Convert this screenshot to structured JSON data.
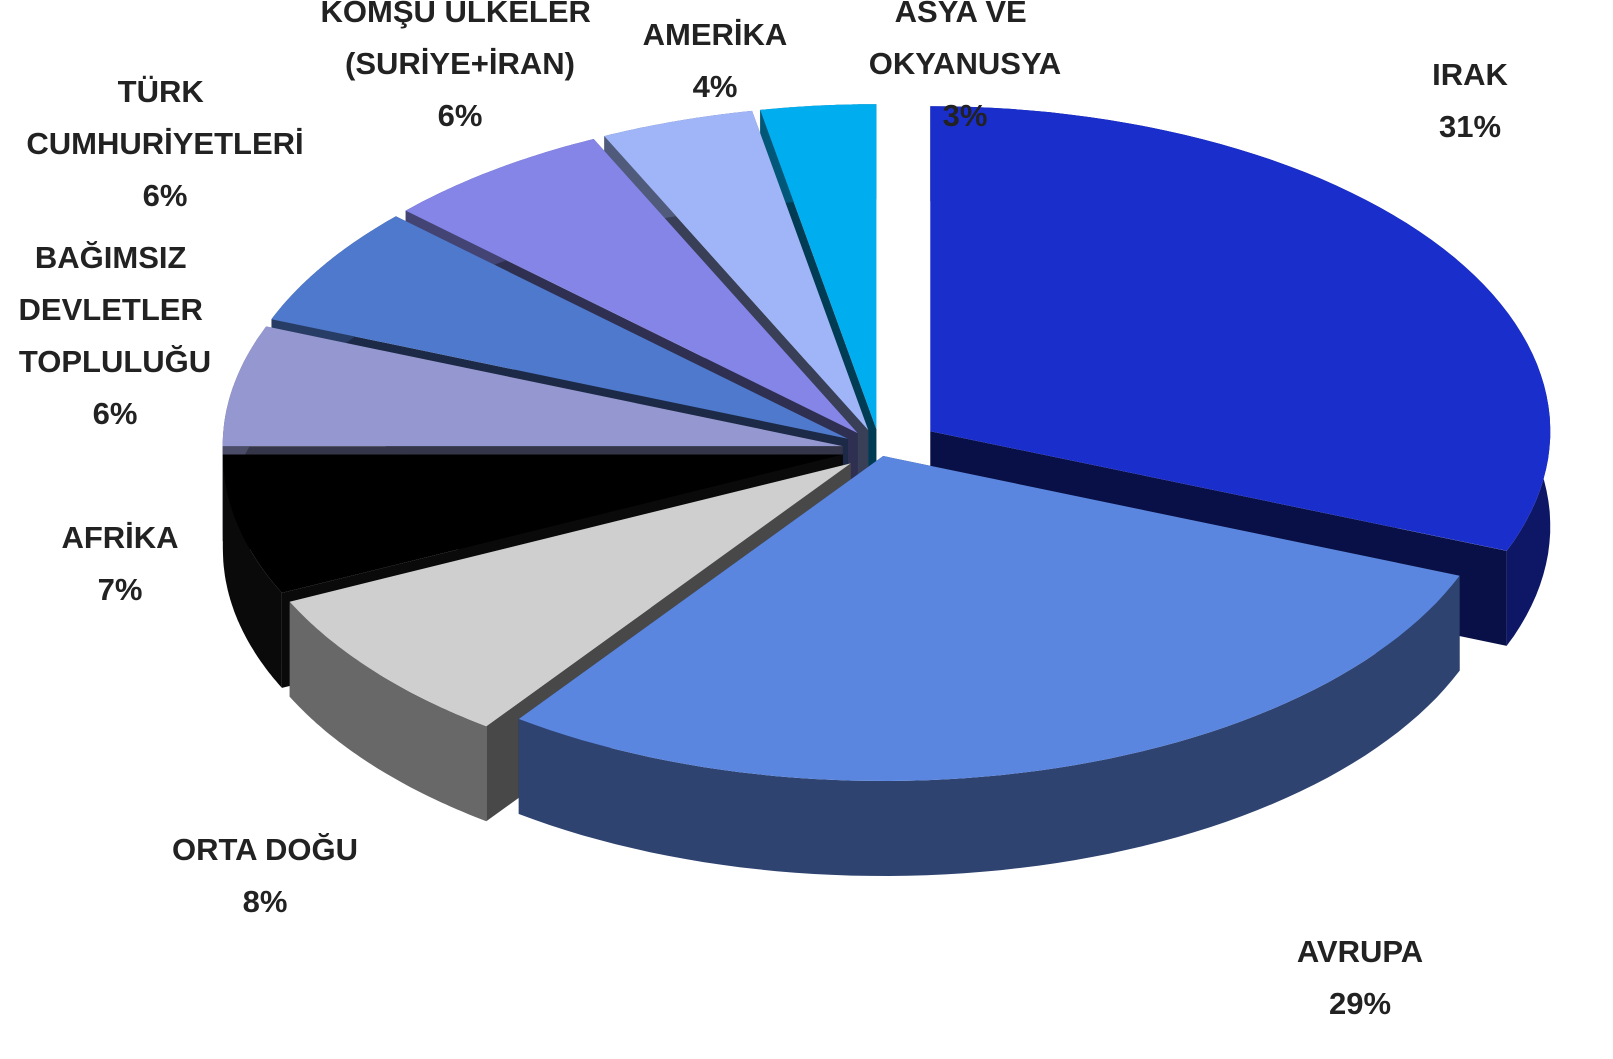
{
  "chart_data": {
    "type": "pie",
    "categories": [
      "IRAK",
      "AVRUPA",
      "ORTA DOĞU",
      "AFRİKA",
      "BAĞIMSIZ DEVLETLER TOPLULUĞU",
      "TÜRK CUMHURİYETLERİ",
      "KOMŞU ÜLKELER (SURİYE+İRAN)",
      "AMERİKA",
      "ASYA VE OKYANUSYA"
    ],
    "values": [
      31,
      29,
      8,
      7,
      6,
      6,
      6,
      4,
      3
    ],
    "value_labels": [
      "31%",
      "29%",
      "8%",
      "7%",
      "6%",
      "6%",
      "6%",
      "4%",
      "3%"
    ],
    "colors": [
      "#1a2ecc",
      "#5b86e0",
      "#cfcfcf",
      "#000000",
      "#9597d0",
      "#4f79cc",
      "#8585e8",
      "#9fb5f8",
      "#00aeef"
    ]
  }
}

Given task
Transcribe all entries above exactly. Drop the pictures.

Response to the task
Convert this screenshot to structured JSON data.
{
  "chart_data": {
    "type": "pie",
    "categories": [
      "IRAK",
      "AVRUPA",
      "ORTA DOĞU",
      "AFRİKA",
      "BAĞIMSIZ DEVLETLER TOPLULUĞU",
      "TÜRK CUMHURİYETLERİ",
      "KOMŞU ÜLKELER (SURİYE+İRAN)",
      "AMERİKA",
      "ASYA VE OKYANUSYA"
    ],
    "values": [
      31,
      29,
      8,
      7,
      6,
      6,
      6,
      4,
      3
    ],
    "value_labels": [
      "31%",
      "29%",
      "8%",
      "7%",
      "6%",
      "6%",
      "6%",
      "4%",
      "3%"
    ],
    "colors": [
      "#1a2ecc",
      "#5b86e0",
      "#cfcfcf",
      "#000000",
      "#9597d0",
      "#4f79cc",
      "#8585e8",
      "#9fb5f8",
      "#00aeef"
    ]
  }
}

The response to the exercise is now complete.